(Excerpt from a dataset)
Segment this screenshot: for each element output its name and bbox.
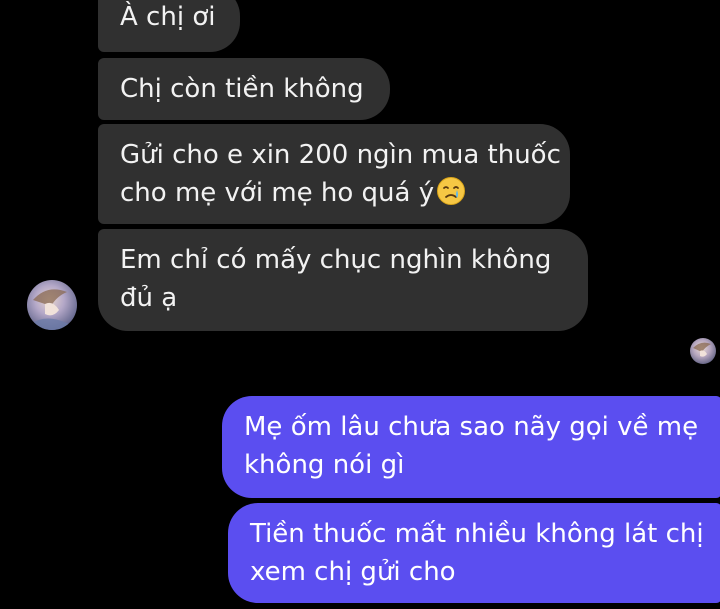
incoming-message[interactable]: À chị ơi xyxy=(98,0,240,52)
message-text: xem chị gửi cho xyxy=(250,557,456,587)
crying-face-icon xyxy=(437,177,466,205)
message-text: cho mẹ với mẹ ho quá ý xyxy=(120,174,548,212)
read-receipt-avatar-icon xyxy=(690,338,716,364)
message-text: Gửi cho e xin 200 ngìn mua thuốc xyxy=(120,140,561,170)
message-text: À chị ơi xyxy=(120,2,216,32)
message-text: Tiền thuốc mất nhiều không lát chị xyxy=(250,519,704,549)
message-text: không nói gì xyxy=(244,450,405,480)
message-text: cho mẹ với mẹ ho quá ý xyxy=(120,178,435,208)
contact-avatar-icon[interactable] xyxy=(27,280,77,330)
outgoing-message[interactable]: Tiền thuốc mất nhiều không lát chị xem c… xyxy=(228,503,720,603)
message-text: đủ ạ xyxy=(120,283,178,313)
incoming-message[interactable]: Gửi cho e xin 200 ngìn mua thuốc cho mẹ … xyxy=(98,124,570,224)
chat-screen: À chị ơi Chị còn tiền không Gửi cho e xi… xyxy=(0,0,720,609)
incoming-message[interactable]: Chị còn tiền không xyxy=(98,58,390,120)
message-text: Chị còn tiền không xyxy=(120,74,364,104)
message-text: Em chỉ có mấy chục nghìn không xyxy=(120,245,552,275)
incoming-message[interactable]: Em chỉ có mấy chục nghìn không đủ ạ xyxy=(98,229,588,331)
message-text: Mẹ ốm lâu chưa sao nãy gọi về mẹ xyxy=(244,412,699,442)
outgoing-message[interactable]: Mẹ ốm lâu chưa sao nãy gọi về mẹ không n… xyxy=(222,396,720,498)
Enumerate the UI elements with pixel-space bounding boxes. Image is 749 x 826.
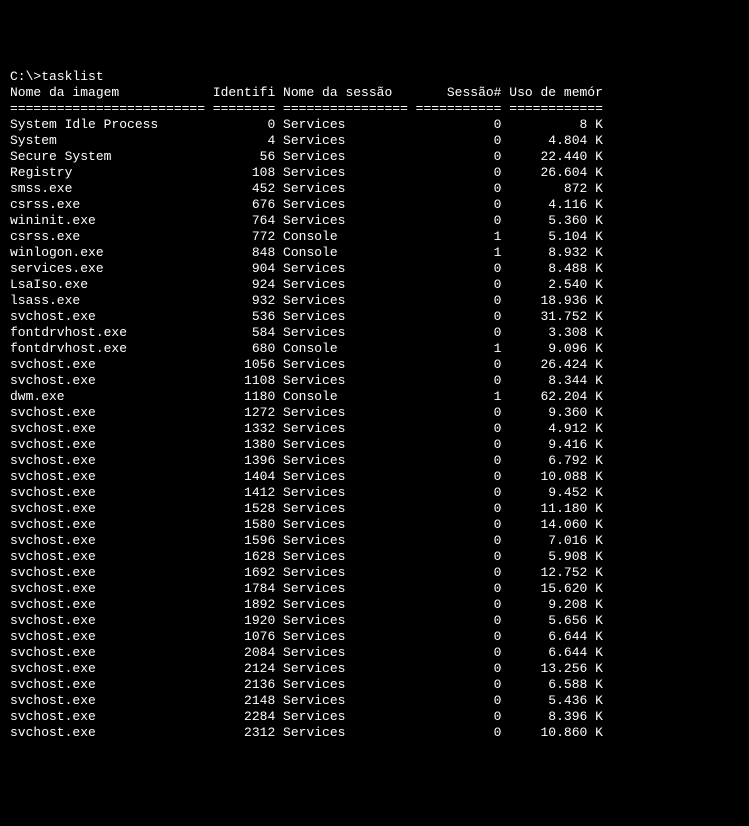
table-row: svchost.exe 2284 Services 0 8.396 K <box>10 709 739 725</box>
table-row: svchost.exe 1272 Services 0 9.360 K <box>10 405 739 421</box>
table-row: wininit.exe 764 Services 0 5.360 K <box>10 213 739 229</box>
table-row: svchost.exe 1580 Services 0 14.060 K <box>10 517 739 533</box>
table-row: svchost.exe 2148 Services 0 5.436 K <box>10 693 739 709</box>
table-row: Registry 108 Services 0 26.604 K <box>10 165 739 181</box>
table-row: svchost.exe 1380 Services 0 9.416 K <box>10 437 739 453</box>
table-row: services.exe 904 Services 0 8.488 K <box>10 261 739 277</box>
table-row: System Idle Process 0 Services 0 8 K <box>10 117 739 133</box>
table-row: svchost.exe 536 Services 0 31.752 K <box>10 309 739 325</box>
table-row: csrss.exe 772 Console 1 5.104 K <box>10 229 739 245</box>
table-row: svchost.exe 2312 Services 0 10.860 K <box>10 725 739 741</box>
table-row: svchost.exe 2136 Services 0 6.588 K <box>10 677 739 693</box>
table-row: svchost.exe 1108 Services 0 8.344 K <box>10 373 739 389</box>
table-row: svchost.exe 1784 Services 0 15.620 K <box>10 581 739 597</box>
table-row: svchost.exe 2124 Services 0 13.256 K <box>10 661 739 677</box>
separator: ========================= ======== =====… <box>10 101 739 117</box>
table-row: svchost.exe 1404 Services 0 10.088 K <box>10 469 739 485</box>
table-row: System 4 Services 0 4.804 K <box>10 133 739 149</box>
table-row: svchost.exe 1692 Services 0 12.752 K <box>10 565 739 581</box>
table-row: svchost.exe 1920 Services 0 5.656 K <box>10 613 739 629</box>
table-row: svchost.exe 1412 Services 0 9.452 K <box>10 485 739 501</box>
table-row: Secure System 56 Services 0 22.440 K <box>10 149 739 165</box>
header: Nome da imagem Identifi Nome da sessão S… <box>10 85 739 101</box>
table-row: svchost.exe 1396 Services 0 6.792 K <box>10 453 739 469</box>
table-row: svchost.exe 2084 Services 0 6.644 K <box>10 645 739 661</box>
table-row: winlogon.exe 848 Console 1 8.932 K <box>10 245 739 261</box>
table-row: svchost.exe 1628 Services 0 5.908 K <box>10 549 739 565</box>
table-row: svchost.exe 1076 Services 0 6.644 K <box>10 629 739 645</box>
table-row: svchost.exe 1056 Services 0 26.424 K <box>10 357 739 373</box>
table-row: fontdrvhost.exe 584 Services 0 3.308 K <box>10 325 739 341</box>
console-output[interactable]: C:\>tasklistNome da imagem Identifi Nome… <box>10 69 739 741</box>
table-row: fontdrvhost.exe 680 Console 1 9.096 K <box>10 341 739 357</box>
prompt: C:\>tasklist <box>10 69 739 85</box>
table-row: LsaIso.exe 924 Services 0 2.540 K <box>10 277 739 293</box>
table-row: svchost.exe 1892 Services 0 9.208 K <box>10 597 739 613</box>
table-row: svchost.exe 1332 Services 0 4.912 K <box>10 421 739 437</box>
table-row: smss.exe 452 Services 0 872 K <box>10 181 739 197</box>
table-row: lsass.exe 932 Services 0 18.936 K <box>10 293 739 309</box>
table-row: svchost.exe 1596 Services 0 7.016 K <box>10 533 739 549</box>
table-row: dwm.exe 1180 Console 1 62.204 K <box>10 389 739 405</box>
table-row: csrss.exe 676 Services 0 4.116 K <box>10 197 739 213</box>
table-row: svchost.exe 1528 Services 0 11.180 K <box>10 501 739 517</box>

▶ [Goal]: Reproduce all of the data above line for line, leaving out the pictures.

▶ [Output of the task]:
Segment this screenshot: for each element output its name and bbox.
incoming-message[interactable]: À chị ơi xyxy=(98,0,240,52)
message-text: xem chị gửi cho xyxy=(250,557,456,587)
crying-face-icon xyxy=(437,177,466,205)
message-text: cho mẹ với mẹ ho quá ý xyxy=(120,174,548,212)
read-receipt-avatar-icon xyxy=(690,338,716,364)
message-text: Gửi cho e xin 200 ngìn mua thuốc xyxy=(120,140,561,170)
message-text: À chị ơi xyxy=(120,2,216,32)
message-text: Tiền thuốc mất nhiều không lát chị xyxy=(250,519,704,549)
message-text: không nói gì xyxy=(244,450,405,480)
message-text: cho mẹ với mẹ ho quá ý xyxy=(120,178,435,208)
contact-avatar-icon[interactable] xyxy=(27,280,77,330)
outgoing-message[interactable]: Tiền thuốc mất nhiều không lát chị xem c… xyxy=(228,503,720,603)
message-text: đủ ạ xyxy=(120,283,178,313)
incoming-message[interactable]: Gửi cho e xin 200 ngìn mua thuốc cho mẹ … xyxy=(98,124,570,224)
chat-screen: À chị ơi Chị còn tiền không Gửi cho e xi… xyxy=(0,0,720,609)
incoming-message[interactable]: Chị còn tiền không xyxy=(98,58,390,120)
message-text: Chị còn tiền không xyxy=(120,74,364,104)
message-text: Em chỉ có mấy chục nghìn không xyxy=(120,245,552,275)
incoming-message[interactable]: Em chỉ có mấy chục nghìn không đủ ạ xyxy=(98,229,588,331)
message-text: Mẹ ốm lâu chưa sao nãy gọi về mẹ xyxy=(244,412,699,442)
outgoing-message[interactable]: Mẹ ốm lâu chưa sao nãy gọi về mẹ không n… xyxy=(222,396,720,498)
Enumerate the UI elements with pixel-space bounding boxes. Image is 749 x 826.
table-row: svchost.exe 2284 Services 0 8.396 K <box>10 709 739 725</box>
table-row: svchost.exe 1272 Services 0 9.360 K <box>10 405 739 421</box>
table-row: wininit.exe 764 Services 0 5.360 K <box>10 213 739 229</box>
table-row: svchost.exe 1580 Services 0 14.060 K <box>10 517 739 533</box>
table-row: svchost.exe 2148 Services 0 5.436 K <box>10 693 739 709</box>
table-row: Registry 108 Services 0 26.604 K <box>10 165 739 181</box>
table-row: svchost.exe 1380 Services 0 9.416 K <box>10 437 739 453</box>
table-row: services.exe 904 Services 0 8.488 K <box>10 261 739 277</box>
table-row: System Idle Process 0 Services 0 8 K <box>10 117 739 133</box>
table-row: svchost.exe 536 Services 0 31.752 K <box>10 309 739 325</box>
table-row: csrss.exe 772 Console 1 5.104 K <box>10 229 739 245</box>
table-row: svchost.exe 2312 Services 0 10.860 K <box>10 725 739 741</box>
table-row: svchost.exe 2136 Services 0 6.588 K <box>10 677 739 693</box>
table-row: svchost.exe 1108 Services 0 8.344 K <box>10 373 739 389</box>
table-row: svchost.exe 1784 Services 0 15.620 K <box>10 581 739 597</box>
table-row: svchost.exe 2124 Services 0 13.256 K <box>10 661 739 677</box>
separator: ========================= ======== =====… <box>10 101 739 117</box>
table-row: svchost.exe 1404 Services 0 10.088 K <box>10 469 739 485</box>
table-row: System 4 Services 0 4.804 K <box>10 133 739 149</box>
table-row: svchost.exe 1692 Services 0 12.752 K <box>10 565 739 581</box>
table-row: svchost.exe 1920 Services 0 5.656 K <box>10 613 739 629</box>
table-row: svchost.exe 1412 Services 0 9.452 K <box>10 485 739 501</box>
table-row: Secure System 56 Services 0 22.440 K <box>10 149 739 165</box>
header: Nome da imagem Identifi Nome da sessão S… <box>10 85 739 101</box>
table-row: svchost.exe 1396 Services 0 6.792 K <box>10 453 739 469</box>
table-row: svchost.exe 2084 Services 0 6.644 K <box>10 645 739 661</box>
table-row: winlogon.exe 848 Console 1 8.932 K <box>10 245 739 261</box>
table-row: svchost.exe 1628 Services 0 5.908 K <box>10 549 739 565</box>
table-row: svchost.exe 1076 Services 0 6.644 K <box>10 629 739 645</box>
table-row: svchost.exe 1056 Services 0 26.424 K <box>10 357 739 373</box>
table-row: fontdrvhost.exe 584 Services 0 3.308 K <box>10 325 739 341</box>
console-output[interactable]: C:\>tasklistNome da imagem Identifi Nome… <box>10 69 739 741</box>
table-row: fontdrvhost.exe 680 Console 1 9.096 K <box>10 341 739 357</box>
prompt: C:\>tasklist <box>10 69 739 85</box>
table-row: LsaIso.exe 924 Services 0 2.540 K <box>10 277 739 293</box>
table-row: svchost.exe 1892 Services 0 9.208 K <box>10 597 739 613</box>
table-row: svchost.exe 1332 Services 0 4.912 K <box>10 421 739 437</box>
table-row: smss.exe 452 Services 0 872 K <box>10 181 739 197</box>
table-row: lsass.exe 932 Services 0 18.936 K <box>10 293 739 309</box>
table-row: svchost.exe 1596 Services 0 7.016 K <box>10 533 739 549</box>
table-row: dwm.exe 1180 Console 1 62.204 K <box>10 389 739 405</box>
table-row: csrss.exe 676 Services 0 4.116 K <box>10 197 739 213</box>
table-row: svchost.exe 1528 Services 0 11.180 K <box>10 501 739 517</box>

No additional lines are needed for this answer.